La respuesta la encontró este que escribe, y no siento ni un ápice de orgullo. Mi trabajo allí concernía más bien a los intereses de una ONG que estudiaba la posibilidad de establecer operaciones en el área del “eco-turismo” de los tiburones ballena. Los animales han desarrollado lo que se llama un «condicionamiento operante». Han aprendido que el sonido de los motores y el de las burbujas indican que hay comida para ellos, Cuando lo habitual es que ante estos sonidos, en océano abierto, los tiburones huyan de inmediato. Este hallazgo llega hasta los furtivos, que, como los mosquitos, están en todas partes. Y empiezan a desaparecer tiburones. Hasta que un día ocurre lo inverso, aparece uno. La marea lo arrastró a la costa. No le quedaba una sola aleta en el cuerpo. Todo eran llagas escarlata abiertas al salitre y los insectos. Seguía vivo. Con sus ojos, diminutos en un cuerpo tan grande, tan bello, incluso mutilado, contemplando un mundo emergido que ni nosotros comprendemos.

**Datos mostrados**

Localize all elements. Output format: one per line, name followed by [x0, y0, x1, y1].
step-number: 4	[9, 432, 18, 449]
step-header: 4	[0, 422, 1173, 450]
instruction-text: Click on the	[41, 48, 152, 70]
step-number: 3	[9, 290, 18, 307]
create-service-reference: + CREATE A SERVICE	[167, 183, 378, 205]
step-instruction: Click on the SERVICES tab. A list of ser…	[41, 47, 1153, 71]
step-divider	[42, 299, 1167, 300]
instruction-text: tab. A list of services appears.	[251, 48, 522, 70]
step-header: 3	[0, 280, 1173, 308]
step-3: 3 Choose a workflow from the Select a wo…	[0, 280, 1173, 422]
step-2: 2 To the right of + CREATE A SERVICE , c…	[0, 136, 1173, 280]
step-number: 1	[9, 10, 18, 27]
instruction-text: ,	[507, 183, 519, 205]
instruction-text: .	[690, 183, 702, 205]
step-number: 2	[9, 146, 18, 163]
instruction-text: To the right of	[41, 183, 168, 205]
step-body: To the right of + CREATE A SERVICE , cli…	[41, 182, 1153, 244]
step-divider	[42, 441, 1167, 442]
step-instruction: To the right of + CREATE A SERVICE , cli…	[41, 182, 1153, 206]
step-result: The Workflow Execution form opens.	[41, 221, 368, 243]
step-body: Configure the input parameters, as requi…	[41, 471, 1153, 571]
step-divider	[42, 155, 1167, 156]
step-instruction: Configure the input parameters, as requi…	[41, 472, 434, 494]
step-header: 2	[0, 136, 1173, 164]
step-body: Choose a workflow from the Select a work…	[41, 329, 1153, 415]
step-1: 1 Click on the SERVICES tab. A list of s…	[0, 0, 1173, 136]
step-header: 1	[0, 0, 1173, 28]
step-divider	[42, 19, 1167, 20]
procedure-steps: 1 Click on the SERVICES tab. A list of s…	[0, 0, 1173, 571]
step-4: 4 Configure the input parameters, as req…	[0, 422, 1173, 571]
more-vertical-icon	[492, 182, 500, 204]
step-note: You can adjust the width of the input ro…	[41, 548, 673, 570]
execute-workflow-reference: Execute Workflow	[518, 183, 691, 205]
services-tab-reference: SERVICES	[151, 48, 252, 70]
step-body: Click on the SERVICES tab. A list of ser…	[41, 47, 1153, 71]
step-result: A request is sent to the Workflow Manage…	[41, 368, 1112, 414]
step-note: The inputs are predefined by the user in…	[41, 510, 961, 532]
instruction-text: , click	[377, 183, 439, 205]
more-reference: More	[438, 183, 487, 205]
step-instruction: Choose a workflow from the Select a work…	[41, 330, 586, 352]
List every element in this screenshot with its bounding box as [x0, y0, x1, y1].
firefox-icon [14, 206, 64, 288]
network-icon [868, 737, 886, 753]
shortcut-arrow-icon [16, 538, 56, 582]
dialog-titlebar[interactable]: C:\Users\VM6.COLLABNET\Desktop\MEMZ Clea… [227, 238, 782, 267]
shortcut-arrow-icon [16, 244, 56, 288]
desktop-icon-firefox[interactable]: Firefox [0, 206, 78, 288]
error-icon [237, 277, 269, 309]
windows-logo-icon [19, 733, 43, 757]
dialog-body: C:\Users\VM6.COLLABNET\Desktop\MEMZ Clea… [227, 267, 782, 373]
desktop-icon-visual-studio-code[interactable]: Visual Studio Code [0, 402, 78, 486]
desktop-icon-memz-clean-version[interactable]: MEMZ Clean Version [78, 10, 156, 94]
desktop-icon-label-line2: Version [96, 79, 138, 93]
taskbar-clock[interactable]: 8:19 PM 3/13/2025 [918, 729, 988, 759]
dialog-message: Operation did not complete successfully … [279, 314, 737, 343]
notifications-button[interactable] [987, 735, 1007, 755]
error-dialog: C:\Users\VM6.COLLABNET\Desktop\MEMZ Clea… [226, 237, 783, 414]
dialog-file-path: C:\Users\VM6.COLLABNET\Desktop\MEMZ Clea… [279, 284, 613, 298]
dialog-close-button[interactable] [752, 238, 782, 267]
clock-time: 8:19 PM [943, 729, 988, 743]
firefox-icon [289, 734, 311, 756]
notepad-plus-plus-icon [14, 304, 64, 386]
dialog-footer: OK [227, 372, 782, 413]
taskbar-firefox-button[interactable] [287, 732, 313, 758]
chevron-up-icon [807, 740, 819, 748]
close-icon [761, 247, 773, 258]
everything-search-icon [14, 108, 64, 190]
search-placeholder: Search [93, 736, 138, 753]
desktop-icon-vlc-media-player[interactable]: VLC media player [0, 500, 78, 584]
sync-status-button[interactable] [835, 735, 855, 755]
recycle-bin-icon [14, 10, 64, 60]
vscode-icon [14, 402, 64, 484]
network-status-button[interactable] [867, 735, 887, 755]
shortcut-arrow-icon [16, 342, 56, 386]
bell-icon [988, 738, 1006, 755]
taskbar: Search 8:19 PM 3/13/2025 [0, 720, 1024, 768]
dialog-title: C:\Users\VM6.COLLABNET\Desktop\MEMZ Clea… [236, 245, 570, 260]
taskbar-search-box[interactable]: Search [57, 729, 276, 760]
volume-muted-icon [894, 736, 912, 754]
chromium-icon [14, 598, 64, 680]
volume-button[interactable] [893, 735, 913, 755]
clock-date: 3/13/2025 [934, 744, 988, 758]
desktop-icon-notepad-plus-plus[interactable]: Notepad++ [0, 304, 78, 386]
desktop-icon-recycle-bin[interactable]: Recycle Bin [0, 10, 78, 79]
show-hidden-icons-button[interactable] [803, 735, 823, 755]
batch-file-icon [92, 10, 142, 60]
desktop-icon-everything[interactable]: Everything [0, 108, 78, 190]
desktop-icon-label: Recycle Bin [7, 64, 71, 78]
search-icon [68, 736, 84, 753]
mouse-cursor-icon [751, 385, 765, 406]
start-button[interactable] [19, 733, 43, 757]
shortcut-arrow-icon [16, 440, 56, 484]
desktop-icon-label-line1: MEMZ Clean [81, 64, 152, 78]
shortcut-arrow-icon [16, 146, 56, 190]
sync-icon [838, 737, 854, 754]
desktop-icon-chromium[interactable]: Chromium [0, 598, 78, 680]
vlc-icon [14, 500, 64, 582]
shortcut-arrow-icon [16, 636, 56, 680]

**Consigna 1**
Enumera todos los animales que se nombran en el texto sobre los tiburones ballena.
**Consigna 2**
Reescribe como lista breve el párrafo del texto sobre los tiburones ballena que empieza con "La respuesta la encontró", sin omitir sus datos principales.
Las líneas no guardan ninguna relación con el texto a revisar.

**Respuesta escrita 1**
- Tiburones ballena
- Mosquitos
- Insectos

**Respuesta escrita 2**
- El narrador encontró la respuesta y no siente orgullo por ello.
- Su trabajo se relacionaba con una ONG que estudiaba operar en el "eco-turismo" de los tiburones ballena.
- Los tiburones desarrollaron un «condicionamiento operante»: asocian el sonido de motores y burbujas con comida.
- En océano abierto, lo habitual es que huyan de inmediato ante esos sonidos.
- El hallazgo llegó a los furtivos y empezaron a desaparecer tiburones.
- Un día la marea arrastró a la costa a un tiburón sin ninguna aleta, cubierto de llagas escarlata expuestas al salitre y a los insectos.
- Seguía vivo y contemplaba con sus ojos diminutos un mundo emergido.